Set problem » Extract all lines in the data that contain the word "text".
======== Input for this task
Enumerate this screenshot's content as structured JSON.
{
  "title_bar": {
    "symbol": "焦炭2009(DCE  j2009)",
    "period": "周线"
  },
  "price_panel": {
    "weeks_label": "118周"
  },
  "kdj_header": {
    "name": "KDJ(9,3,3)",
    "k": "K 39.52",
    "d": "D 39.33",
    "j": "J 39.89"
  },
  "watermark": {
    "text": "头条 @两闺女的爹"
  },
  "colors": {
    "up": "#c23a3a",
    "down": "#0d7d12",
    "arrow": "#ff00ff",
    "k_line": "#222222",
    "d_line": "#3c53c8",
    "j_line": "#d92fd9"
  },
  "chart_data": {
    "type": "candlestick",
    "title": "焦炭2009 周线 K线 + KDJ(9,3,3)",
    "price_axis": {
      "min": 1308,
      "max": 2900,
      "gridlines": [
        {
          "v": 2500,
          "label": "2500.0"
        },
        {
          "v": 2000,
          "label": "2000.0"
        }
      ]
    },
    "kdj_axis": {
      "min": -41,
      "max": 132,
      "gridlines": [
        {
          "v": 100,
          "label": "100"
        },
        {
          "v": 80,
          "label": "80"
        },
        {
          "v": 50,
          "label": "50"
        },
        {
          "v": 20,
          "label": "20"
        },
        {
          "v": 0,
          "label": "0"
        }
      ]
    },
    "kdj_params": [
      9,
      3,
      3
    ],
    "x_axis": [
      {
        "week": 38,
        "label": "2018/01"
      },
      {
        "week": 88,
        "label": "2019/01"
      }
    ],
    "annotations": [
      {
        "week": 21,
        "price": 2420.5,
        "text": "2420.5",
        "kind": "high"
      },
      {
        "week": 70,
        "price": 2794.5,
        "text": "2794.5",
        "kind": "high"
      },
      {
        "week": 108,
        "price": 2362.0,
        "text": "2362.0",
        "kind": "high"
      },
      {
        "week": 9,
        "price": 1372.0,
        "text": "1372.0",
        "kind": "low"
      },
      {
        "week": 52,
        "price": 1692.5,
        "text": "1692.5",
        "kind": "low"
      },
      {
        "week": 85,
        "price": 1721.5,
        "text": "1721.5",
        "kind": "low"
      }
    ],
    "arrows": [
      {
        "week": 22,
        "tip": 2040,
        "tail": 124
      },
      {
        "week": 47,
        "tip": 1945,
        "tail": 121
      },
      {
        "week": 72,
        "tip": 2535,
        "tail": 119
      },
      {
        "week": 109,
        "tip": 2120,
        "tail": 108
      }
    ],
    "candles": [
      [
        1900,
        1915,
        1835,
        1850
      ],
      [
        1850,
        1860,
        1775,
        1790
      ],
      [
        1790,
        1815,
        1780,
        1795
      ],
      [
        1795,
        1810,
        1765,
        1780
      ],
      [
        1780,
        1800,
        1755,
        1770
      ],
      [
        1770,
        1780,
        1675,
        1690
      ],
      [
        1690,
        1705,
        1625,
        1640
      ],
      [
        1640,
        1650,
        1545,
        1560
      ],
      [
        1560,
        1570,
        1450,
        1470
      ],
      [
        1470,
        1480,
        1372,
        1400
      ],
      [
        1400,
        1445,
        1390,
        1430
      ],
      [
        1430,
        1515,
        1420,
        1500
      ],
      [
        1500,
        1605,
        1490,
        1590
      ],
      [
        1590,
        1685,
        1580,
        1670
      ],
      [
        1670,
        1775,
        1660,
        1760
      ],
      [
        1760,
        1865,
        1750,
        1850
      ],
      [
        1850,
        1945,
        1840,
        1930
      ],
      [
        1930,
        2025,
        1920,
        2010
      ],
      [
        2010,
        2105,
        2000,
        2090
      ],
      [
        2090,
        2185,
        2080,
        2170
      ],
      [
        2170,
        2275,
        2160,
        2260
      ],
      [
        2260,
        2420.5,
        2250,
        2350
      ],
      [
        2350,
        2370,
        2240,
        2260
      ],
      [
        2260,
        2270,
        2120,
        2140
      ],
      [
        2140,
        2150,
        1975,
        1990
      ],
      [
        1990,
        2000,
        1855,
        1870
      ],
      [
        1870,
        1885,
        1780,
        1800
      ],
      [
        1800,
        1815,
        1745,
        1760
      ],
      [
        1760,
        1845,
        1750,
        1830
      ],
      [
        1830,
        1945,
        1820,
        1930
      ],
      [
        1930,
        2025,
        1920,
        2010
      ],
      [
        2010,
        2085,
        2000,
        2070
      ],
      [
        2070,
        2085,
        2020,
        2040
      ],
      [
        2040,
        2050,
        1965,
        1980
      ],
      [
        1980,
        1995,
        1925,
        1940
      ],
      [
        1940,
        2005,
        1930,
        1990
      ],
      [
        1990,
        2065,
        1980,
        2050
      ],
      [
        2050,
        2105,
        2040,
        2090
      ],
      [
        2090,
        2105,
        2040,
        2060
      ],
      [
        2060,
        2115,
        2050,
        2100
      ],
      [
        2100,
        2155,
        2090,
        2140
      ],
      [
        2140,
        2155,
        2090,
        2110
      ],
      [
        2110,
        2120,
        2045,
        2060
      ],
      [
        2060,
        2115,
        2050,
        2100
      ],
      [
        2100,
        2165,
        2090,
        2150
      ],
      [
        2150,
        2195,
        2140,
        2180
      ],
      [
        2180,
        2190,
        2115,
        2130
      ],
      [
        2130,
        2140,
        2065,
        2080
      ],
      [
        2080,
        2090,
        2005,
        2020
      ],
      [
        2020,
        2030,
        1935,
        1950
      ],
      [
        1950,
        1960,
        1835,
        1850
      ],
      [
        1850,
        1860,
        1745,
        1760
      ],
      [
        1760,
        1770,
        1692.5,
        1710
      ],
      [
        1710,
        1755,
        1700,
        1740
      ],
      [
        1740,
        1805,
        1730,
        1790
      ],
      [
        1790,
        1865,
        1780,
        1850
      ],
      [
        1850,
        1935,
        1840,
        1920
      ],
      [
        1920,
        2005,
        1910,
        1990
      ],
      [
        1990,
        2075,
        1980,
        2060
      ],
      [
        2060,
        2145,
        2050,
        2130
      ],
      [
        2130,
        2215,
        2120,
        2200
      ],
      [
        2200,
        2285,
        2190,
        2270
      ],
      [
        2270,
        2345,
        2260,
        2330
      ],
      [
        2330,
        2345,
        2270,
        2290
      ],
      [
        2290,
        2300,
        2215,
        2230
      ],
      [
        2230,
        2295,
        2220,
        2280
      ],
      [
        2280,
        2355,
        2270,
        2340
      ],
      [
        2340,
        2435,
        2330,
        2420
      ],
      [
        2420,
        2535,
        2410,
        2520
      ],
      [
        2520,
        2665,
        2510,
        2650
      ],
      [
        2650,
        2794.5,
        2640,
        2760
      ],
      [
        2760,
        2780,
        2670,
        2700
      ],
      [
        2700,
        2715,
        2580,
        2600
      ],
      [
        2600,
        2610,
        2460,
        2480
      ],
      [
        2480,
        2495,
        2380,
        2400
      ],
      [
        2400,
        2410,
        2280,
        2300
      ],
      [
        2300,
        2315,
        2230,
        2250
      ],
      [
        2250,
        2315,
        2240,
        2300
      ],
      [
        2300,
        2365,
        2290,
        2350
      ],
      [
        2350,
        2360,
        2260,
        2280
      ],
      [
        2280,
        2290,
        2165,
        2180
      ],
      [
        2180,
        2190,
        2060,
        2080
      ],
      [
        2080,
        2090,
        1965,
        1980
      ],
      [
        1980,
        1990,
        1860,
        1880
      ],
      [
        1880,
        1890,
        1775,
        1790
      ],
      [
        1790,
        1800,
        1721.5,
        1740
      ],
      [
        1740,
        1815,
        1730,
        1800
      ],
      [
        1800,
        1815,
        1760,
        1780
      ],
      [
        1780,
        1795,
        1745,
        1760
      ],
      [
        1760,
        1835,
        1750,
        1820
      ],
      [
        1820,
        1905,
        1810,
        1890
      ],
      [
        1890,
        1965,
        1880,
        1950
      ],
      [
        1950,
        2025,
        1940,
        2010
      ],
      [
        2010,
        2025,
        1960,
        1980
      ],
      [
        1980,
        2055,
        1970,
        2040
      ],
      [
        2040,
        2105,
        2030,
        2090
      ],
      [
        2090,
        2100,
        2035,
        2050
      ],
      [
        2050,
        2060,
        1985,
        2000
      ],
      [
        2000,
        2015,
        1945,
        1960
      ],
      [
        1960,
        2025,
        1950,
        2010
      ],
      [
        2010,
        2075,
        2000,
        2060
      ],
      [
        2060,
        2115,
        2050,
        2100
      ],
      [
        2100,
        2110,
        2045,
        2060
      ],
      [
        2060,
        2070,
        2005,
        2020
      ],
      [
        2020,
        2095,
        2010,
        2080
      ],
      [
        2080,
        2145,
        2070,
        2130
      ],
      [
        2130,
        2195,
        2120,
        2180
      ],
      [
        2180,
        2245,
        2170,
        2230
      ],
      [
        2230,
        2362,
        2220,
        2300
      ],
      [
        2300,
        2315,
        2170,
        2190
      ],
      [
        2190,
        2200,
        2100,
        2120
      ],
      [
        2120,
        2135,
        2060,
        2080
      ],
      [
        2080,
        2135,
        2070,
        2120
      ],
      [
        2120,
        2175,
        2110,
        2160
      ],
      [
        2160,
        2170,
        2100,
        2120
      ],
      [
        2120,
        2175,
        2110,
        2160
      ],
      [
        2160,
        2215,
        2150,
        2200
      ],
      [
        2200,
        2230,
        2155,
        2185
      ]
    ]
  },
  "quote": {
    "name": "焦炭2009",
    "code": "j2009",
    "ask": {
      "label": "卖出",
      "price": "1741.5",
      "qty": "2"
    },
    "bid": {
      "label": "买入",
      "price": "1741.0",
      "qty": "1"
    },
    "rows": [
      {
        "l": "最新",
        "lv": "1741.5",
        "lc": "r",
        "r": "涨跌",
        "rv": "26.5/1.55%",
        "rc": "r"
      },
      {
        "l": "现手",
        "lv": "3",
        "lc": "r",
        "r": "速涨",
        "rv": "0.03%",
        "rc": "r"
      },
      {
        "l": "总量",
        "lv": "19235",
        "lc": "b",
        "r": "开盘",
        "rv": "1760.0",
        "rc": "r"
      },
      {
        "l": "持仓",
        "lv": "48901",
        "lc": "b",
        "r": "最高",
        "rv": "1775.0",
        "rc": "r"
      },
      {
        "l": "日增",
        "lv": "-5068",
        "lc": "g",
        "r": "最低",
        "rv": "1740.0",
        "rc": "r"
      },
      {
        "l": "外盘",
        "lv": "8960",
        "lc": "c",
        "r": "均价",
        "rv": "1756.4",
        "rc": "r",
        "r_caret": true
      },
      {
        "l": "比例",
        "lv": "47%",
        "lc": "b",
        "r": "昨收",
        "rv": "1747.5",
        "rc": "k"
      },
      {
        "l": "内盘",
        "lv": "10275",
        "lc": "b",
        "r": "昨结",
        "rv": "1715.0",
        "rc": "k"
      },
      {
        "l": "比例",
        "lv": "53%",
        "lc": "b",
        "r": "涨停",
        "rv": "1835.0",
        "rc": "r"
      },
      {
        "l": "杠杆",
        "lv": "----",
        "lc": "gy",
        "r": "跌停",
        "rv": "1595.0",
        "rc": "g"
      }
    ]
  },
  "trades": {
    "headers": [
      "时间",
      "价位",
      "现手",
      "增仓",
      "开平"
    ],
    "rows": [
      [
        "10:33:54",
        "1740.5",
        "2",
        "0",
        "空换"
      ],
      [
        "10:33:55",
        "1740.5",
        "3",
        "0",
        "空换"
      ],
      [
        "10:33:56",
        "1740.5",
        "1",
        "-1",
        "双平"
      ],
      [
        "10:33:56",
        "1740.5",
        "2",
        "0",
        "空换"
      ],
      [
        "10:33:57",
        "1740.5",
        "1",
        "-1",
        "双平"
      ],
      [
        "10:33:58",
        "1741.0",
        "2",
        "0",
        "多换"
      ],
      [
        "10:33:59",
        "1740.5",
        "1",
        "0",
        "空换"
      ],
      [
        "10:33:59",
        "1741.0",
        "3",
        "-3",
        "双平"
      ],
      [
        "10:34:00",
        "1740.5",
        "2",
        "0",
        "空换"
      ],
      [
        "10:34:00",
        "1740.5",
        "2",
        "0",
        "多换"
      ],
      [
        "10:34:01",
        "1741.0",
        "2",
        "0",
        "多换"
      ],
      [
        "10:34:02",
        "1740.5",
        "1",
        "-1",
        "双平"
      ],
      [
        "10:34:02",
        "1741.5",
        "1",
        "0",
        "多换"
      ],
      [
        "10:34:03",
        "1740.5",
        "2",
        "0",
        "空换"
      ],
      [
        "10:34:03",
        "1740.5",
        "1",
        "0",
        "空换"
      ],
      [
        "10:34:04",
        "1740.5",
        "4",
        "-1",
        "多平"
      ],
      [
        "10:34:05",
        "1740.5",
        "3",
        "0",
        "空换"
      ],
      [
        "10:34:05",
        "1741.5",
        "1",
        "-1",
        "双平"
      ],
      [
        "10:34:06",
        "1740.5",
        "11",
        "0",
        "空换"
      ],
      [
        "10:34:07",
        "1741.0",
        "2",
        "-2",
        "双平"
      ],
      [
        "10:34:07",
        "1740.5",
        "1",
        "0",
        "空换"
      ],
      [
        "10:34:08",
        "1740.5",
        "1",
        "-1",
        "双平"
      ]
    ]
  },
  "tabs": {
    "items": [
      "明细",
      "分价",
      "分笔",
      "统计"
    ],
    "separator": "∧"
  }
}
================
Exercise answer »
    "text": "头条 @两闺女的爹"
        "text": "2420.5",
        "text": "2794.5",
        "text": "2362.0",
        "text": "1372.0",
        "text": "1692.5",
        "text": "1721.5",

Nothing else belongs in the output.